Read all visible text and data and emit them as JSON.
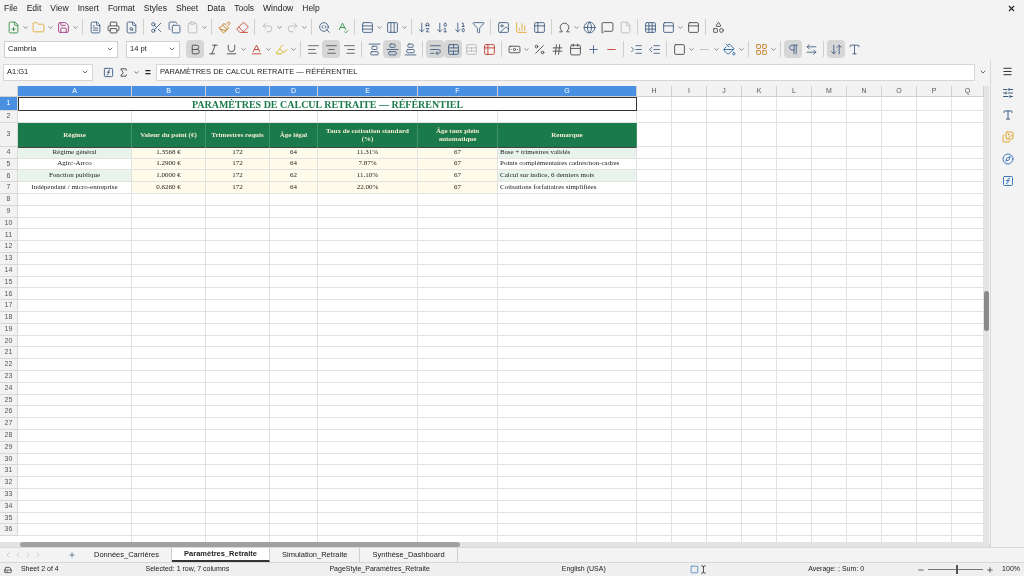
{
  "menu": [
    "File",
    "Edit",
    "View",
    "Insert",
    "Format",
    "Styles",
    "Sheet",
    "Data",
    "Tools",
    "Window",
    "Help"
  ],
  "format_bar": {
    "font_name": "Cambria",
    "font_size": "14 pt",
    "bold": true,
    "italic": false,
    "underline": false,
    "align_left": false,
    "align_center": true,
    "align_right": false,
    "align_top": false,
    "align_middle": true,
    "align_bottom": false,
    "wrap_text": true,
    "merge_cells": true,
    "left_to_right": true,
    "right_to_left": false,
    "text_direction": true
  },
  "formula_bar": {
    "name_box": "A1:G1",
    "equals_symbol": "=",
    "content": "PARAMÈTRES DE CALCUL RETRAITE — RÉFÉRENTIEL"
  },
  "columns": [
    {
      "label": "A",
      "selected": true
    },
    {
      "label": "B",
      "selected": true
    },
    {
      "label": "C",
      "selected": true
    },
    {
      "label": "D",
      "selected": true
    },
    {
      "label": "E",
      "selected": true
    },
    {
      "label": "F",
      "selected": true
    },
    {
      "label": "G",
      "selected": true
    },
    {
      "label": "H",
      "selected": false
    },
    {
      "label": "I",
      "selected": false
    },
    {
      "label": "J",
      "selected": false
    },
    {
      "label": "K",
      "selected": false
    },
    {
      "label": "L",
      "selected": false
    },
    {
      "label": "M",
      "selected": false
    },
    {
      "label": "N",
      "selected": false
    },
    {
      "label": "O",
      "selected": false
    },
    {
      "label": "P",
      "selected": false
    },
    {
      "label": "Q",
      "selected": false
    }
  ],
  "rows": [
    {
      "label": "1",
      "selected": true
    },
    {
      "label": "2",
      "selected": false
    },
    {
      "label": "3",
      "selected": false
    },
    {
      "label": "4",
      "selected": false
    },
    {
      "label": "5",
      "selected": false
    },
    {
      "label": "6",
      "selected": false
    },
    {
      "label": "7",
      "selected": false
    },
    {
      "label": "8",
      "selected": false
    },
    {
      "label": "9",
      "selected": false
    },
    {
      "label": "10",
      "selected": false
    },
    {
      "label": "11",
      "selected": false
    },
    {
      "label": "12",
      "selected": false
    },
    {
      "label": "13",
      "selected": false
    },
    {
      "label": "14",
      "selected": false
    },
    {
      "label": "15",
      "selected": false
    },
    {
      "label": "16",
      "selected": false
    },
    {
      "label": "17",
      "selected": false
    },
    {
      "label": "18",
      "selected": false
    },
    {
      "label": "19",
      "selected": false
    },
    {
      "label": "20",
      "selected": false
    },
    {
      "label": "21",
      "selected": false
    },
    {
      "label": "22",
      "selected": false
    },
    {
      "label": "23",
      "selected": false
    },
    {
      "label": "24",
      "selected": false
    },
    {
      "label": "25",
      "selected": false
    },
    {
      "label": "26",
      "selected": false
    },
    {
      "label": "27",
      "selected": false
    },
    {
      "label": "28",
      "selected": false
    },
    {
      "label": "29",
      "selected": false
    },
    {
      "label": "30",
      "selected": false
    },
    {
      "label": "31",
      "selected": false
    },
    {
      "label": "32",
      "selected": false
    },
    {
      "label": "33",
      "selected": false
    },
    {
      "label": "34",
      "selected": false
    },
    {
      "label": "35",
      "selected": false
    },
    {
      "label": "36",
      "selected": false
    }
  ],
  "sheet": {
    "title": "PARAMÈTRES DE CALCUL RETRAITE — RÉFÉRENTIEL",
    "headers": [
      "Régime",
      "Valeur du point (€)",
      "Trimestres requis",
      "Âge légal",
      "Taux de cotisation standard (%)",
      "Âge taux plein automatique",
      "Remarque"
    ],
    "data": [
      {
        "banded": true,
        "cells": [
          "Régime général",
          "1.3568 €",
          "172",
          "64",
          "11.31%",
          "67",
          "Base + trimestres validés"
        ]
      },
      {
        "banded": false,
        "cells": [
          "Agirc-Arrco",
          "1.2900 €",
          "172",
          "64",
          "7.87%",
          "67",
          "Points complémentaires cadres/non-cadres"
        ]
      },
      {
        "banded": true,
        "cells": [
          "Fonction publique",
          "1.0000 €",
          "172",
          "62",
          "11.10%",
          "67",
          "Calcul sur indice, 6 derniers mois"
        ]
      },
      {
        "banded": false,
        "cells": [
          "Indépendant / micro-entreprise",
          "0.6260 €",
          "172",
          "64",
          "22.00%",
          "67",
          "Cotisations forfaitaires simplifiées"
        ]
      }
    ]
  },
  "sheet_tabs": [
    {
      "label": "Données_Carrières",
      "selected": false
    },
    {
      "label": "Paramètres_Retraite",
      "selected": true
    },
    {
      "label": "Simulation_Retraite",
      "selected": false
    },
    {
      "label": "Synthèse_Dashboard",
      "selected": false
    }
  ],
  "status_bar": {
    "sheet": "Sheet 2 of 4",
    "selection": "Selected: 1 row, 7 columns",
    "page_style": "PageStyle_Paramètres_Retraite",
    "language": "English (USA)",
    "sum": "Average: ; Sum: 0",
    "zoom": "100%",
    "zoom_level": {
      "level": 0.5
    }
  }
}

◇ ◇ ◇ ◇ ◇ ◇ ◇

In your copy of the records, include no pictures; repeat everything else exactly.

Read all visible text and data and emit them as JSON.
{
  "menu": [
    "File",
    "Edit",
    "View",
    "Insert",
    "Format",
    "Styles",
    "Sheet",
    "Data",
    "Tools",
    "Window",
    "Help"
  ],
  "format_bar": {
    "font_name": "Cambria",
    "font_size": "14 pt",
    "bold": true,
    "italic": false,
    "underline": false,
    "align_left": false,
    "align_center": true,
    "align_right": false,
    "align_top": false,
    "align_middle": true,
    "align_bottom": false,
    "wrap_text": true,
    "merge_cells": true,
    "left_to_right": true,
    "right_to_left": false,
    "text_direction": true
  },
  "formula_bar": {
    "name_box": "A1:G1",
    "equals_symbol": "=",
    "content": "PARAMÈTRES DE CALCUL RETRAITE — RÉFÉRENTIEL"
  },
  "columns": [
    {
      "label": "A",
      "selected": true
    },
    {
      "label": "B",
      "selected": true
    },
    {
      "label": "C",
      "selected": true
    },
    {
      "label": "D",
      "selected": true
    },
    {
      "label": "E",
      "selected": true
    },
    {
      "label": "F",
      "selected": true
    },
    {
      "label": "G",
      "selected": true
    },
    {
      "label": "H",
      "selected": false
    },
    {
      "label": "I",
      "selected": false
    },
    {
      "label": "J",
      "selected": false
    },
    {
      "label": "K",
      "selected": false
    },
    {
      "label": "L",
      "selected": false
    },
    {
      "label": "M",
      "selected": false
    },
    {
      "label": "N",
      "selected": false
    },
    {
      "label": "O",
      "selected": false
    },
    {
      "label": "P",
      "selected": false
    },
    {
      "label": "Q",
      "selected": false
    }
  ],
  "rows": [
    {
      "label": "1",
      "selected": true
    },
    {
      "label": "2",
      "selected": false
    },
    {
      "label": "3",
      "selected": false
    },
    {
      "label": "4",
      "selected": false
    },
    {
      "label": "5",
      "selected": false
    },
    {
      "label": "6",
      "selected": false
    },
    {
      "label": "7",
      "selected": false
    },
    {
      "label": "8",
      "selected": false
    },
    {
      "label": "9",
      "selected": false
    },
    {
      "label": "10",
      "selected": false
    },
    {
      "label": "11",
      "selected": false
    },
    {
      "label": "12",
      "selected": false
    },
    {
      "label": "13",
      "selected": false
    },
    {
      "label": "14",
      "selected": false
    },
    {
      "label": "15",
      "selected": false
    },
    {
      "label": "16",
      "selected": false
    },
    {
      "label": "17",
      "selected": false
    },
    {
      "label": "18",
      "selected": false
    },
    {
      "label": "19",
      "selected": false
    },
    {
      "label": "20",
      "selected": false
    },
    {
      "label": "21",
      "selected": false
    },
    {
      "label": "22",
      "selected": false
    },
    {
      "label": "23",
      "selected": false
    },
    {
      "label": "24",
      "selected": false
    },
    {
      "label": "25",
      "selected": false
    },
    {
      "label": "26",
      "selected": false
    },
    {
      "label": "27",
      "selected": false
    },
    {
      "label": "28",
      "selected": false
    },
    {
      "label": "29",
      "selected": false
    },
    {
      "label": "30",
      "selected": false
    },
    {
      "label": "31",
      "selected": false
    },
    {
      "label": "32",
      "selected": false
    },
    {
      "label": "33",
      "selected": false
    },
    {
      "label": "34",
      "selected": false
    },
    {
      "label": "35",
      "selected": false
    },
    {
      "label": "36",
      "selected": false
    }
  ],
  "sheet": {
    "title": "PARAMÈTRES DE CALCUL RETRAITE — RÉFÉRENTIEL",
    "headers": [
      "Régime",
      "Valeur du point (€)",
      "Trimestres requis",
      "Âge légal",
      "Taux de cotisation standard (%)",
      "Âge taux plein automatique",
      "Remarque"
    ],
    "data": [
      {
        "banded": true,
        "cells": [
          "Régime général",
          "1.3568 €",
          "172",
          "64",
          "11.31%",
          "67",
          "Base + trimestres validés"
        ]
      },
      {
        "banded": false,
        "cells": [
          "Agirc-Arrco",
          "1.2900 €",
          "172",
          "64",
          "7.87%",
          "67",
          "Points complémentaires cadres/non-cadres"
        ]
      },
      {
        "banded": true,
        "cells": [
          "Fonction publique",
          "1.0000 €",
          "172",
          "62",
          "11.10%",
          "67",
          "Calcul sur indice, 6 derniers mois"
        ]
      },
      {
        "banded": false,
        "cells": [
          "Indépendant / micro-entreprise",
          "0.6260 €",
          "172",
          "64",
          "22.00%",
          "67",
          "Cotisations forfaitaires simplifiées"
        ]
      }
    ]
  },
  "sheet_tabs": [
    {
      "label": "Données_Carrières",
      "selected": false
    },
    {
      "label": "Paramètres_Retraite",
      "selected": true
    },
    {
      "label": "Simulation_Retraite",
      "selected": false
    },
    {
      "label": "Synthèse_Dashboard",
      "selected": false
    }
  ],
  "status_bar": {
    "sheet": "Sheet 2 of 4",
    "selection": "Selected: 1 row, 7 columns",
    "page_style": "PageStyle_Paramètres_Retraite",
    "language": "English (USA)",
    "sum": "Average: ; Sum: 0",
    "zoom": "100%",
    "zoom_level": {
      "level": 0.5
    }
  }
}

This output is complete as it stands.